YOUR TASK - Below are the records. List every line holding the word "collections".
====== DATASET RECORDS ======
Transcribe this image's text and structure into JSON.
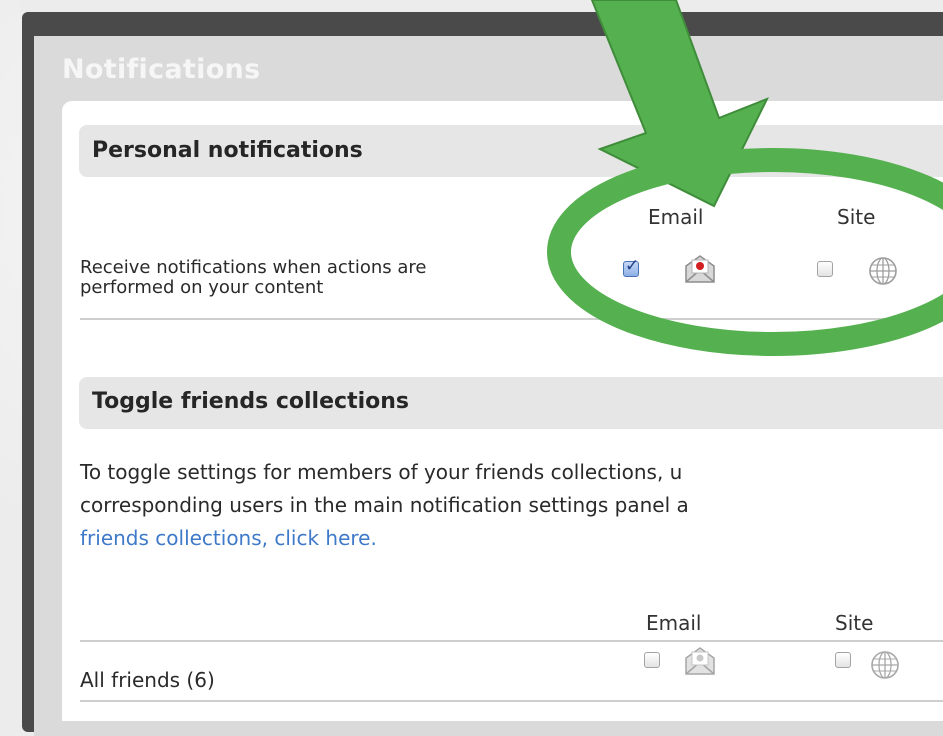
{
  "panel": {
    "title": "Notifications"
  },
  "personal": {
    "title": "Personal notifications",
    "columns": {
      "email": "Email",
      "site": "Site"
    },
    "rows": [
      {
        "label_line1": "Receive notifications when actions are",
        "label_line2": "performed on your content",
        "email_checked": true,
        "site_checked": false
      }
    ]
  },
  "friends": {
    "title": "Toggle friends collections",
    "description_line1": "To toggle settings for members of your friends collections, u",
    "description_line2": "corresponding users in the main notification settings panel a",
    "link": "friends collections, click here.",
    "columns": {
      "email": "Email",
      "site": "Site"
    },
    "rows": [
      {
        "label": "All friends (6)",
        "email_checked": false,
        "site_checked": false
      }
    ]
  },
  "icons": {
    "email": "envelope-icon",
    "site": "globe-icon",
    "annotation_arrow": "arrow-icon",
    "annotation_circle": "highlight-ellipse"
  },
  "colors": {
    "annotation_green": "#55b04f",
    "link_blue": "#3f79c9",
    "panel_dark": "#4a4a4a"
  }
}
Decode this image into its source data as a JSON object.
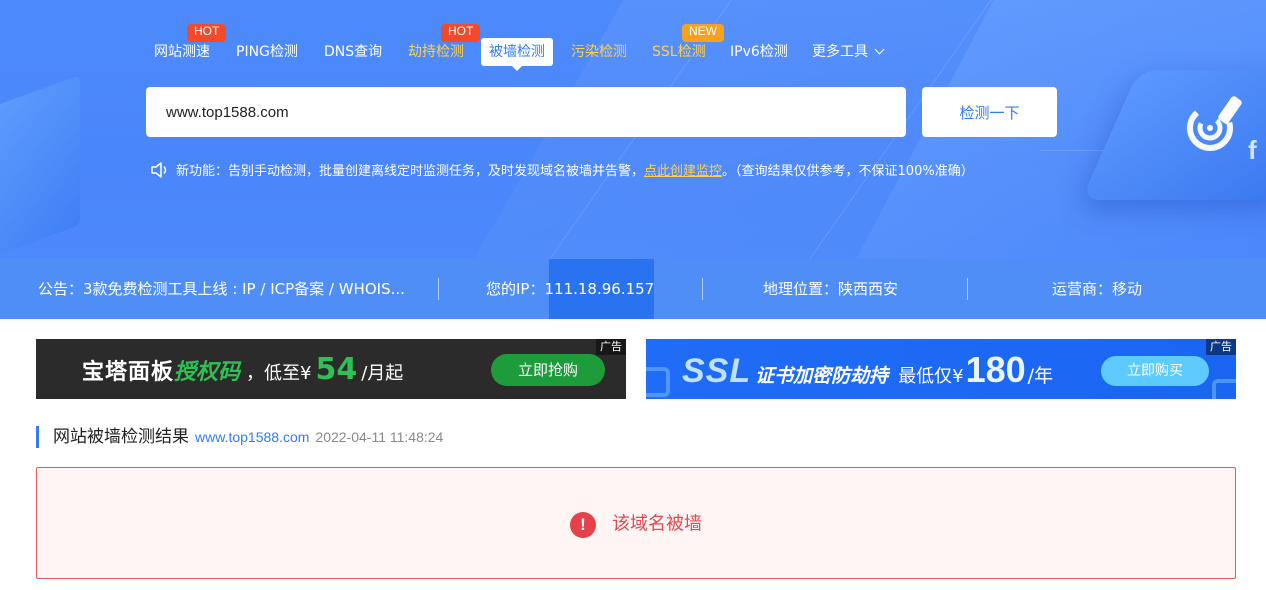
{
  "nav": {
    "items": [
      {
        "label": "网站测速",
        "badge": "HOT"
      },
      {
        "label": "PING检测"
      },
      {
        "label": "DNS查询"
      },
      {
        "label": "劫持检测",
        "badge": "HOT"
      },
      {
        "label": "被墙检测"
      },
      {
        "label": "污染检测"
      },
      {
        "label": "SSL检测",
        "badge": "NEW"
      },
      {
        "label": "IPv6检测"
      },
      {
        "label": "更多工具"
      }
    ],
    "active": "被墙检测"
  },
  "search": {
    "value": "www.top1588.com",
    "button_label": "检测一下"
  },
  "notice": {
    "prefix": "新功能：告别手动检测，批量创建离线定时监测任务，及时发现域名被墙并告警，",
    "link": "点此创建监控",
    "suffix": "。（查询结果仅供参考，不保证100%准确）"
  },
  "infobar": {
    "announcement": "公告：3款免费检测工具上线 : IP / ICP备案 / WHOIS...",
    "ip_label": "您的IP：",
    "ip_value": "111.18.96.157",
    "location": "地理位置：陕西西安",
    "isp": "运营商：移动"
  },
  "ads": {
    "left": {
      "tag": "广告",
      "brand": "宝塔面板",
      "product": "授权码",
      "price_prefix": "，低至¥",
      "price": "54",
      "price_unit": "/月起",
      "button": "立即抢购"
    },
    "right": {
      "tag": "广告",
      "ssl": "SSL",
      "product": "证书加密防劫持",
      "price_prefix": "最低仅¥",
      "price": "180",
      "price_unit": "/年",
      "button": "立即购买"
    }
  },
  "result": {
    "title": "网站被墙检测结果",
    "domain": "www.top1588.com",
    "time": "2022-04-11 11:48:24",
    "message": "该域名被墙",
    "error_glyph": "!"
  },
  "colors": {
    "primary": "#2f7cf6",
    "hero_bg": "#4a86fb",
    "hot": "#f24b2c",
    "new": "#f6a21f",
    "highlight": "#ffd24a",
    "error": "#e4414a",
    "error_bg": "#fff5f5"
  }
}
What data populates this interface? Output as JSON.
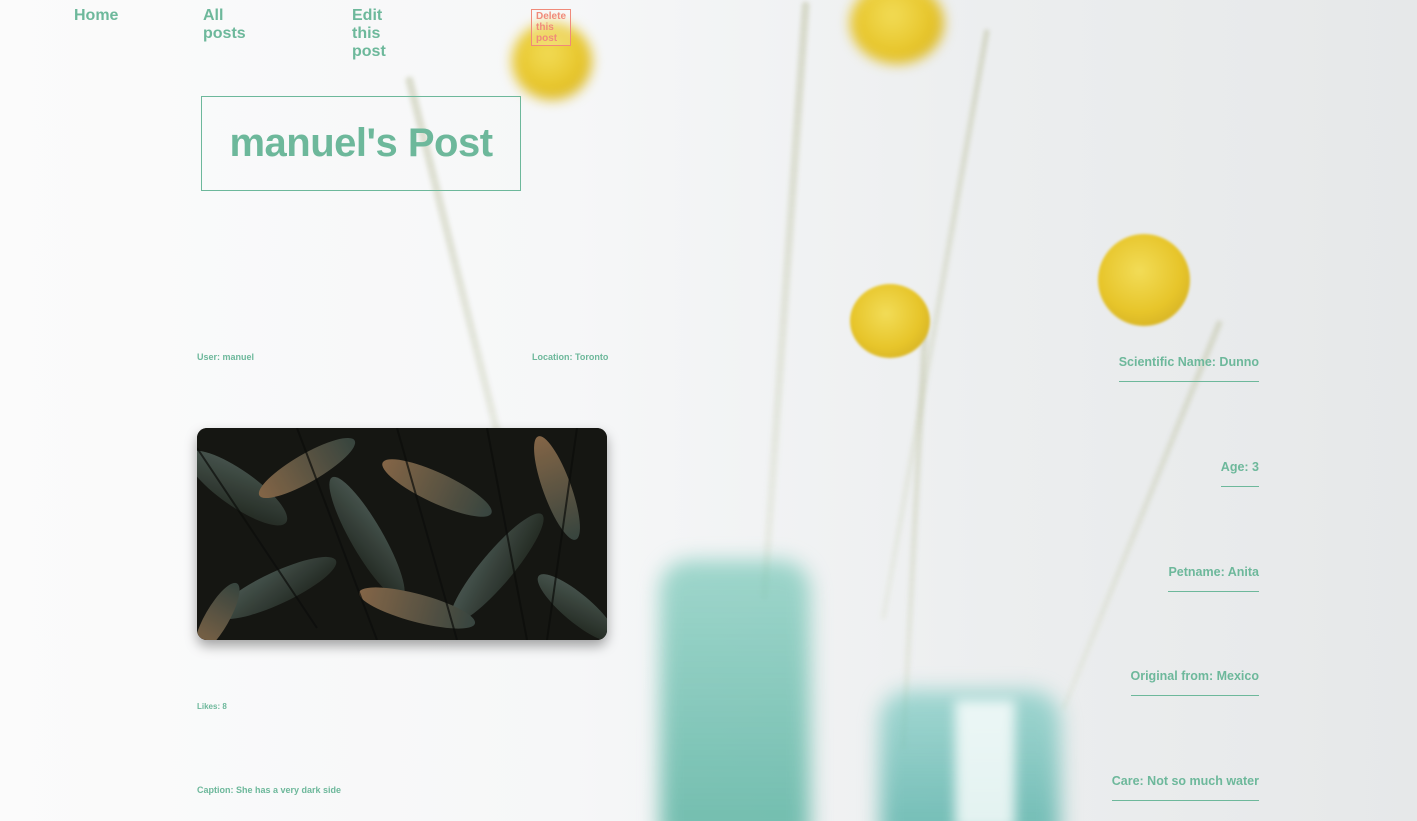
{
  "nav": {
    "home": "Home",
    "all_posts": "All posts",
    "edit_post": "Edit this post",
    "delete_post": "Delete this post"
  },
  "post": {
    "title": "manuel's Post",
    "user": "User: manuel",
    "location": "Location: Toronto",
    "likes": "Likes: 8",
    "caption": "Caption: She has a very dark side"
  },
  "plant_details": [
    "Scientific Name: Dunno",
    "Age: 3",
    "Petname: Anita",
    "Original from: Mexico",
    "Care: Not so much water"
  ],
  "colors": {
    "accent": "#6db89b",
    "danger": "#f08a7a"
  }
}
======
====== DATASET RECORDS ======
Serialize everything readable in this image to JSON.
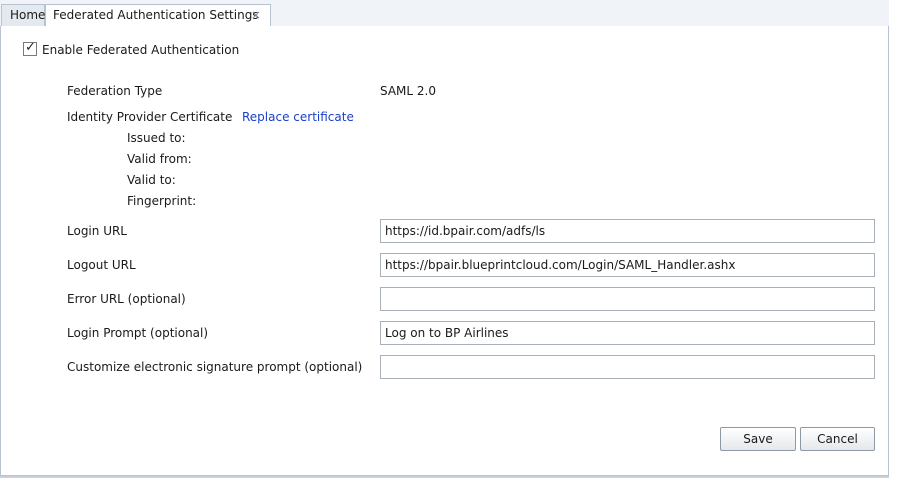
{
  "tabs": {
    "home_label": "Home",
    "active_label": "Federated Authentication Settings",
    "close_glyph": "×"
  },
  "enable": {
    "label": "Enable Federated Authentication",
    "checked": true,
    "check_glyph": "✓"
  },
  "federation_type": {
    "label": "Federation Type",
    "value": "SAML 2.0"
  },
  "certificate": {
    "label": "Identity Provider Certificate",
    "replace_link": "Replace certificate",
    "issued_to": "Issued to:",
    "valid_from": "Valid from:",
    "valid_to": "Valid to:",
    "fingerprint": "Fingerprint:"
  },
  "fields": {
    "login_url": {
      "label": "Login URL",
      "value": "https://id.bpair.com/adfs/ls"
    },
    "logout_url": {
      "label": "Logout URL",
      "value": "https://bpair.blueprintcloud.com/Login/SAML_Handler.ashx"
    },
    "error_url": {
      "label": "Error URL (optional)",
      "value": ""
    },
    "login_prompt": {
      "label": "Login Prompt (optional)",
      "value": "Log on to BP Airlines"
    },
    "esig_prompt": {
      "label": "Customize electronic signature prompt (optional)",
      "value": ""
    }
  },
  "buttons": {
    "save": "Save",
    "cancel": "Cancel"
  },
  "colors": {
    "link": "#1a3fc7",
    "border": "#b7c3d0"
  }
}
======
TASK SOLUTION -
    "title": "Toggle friends collections",
    "description_line1": "To toggle settings for members of your friends collections, u",
    "link": "friends collections, click here.",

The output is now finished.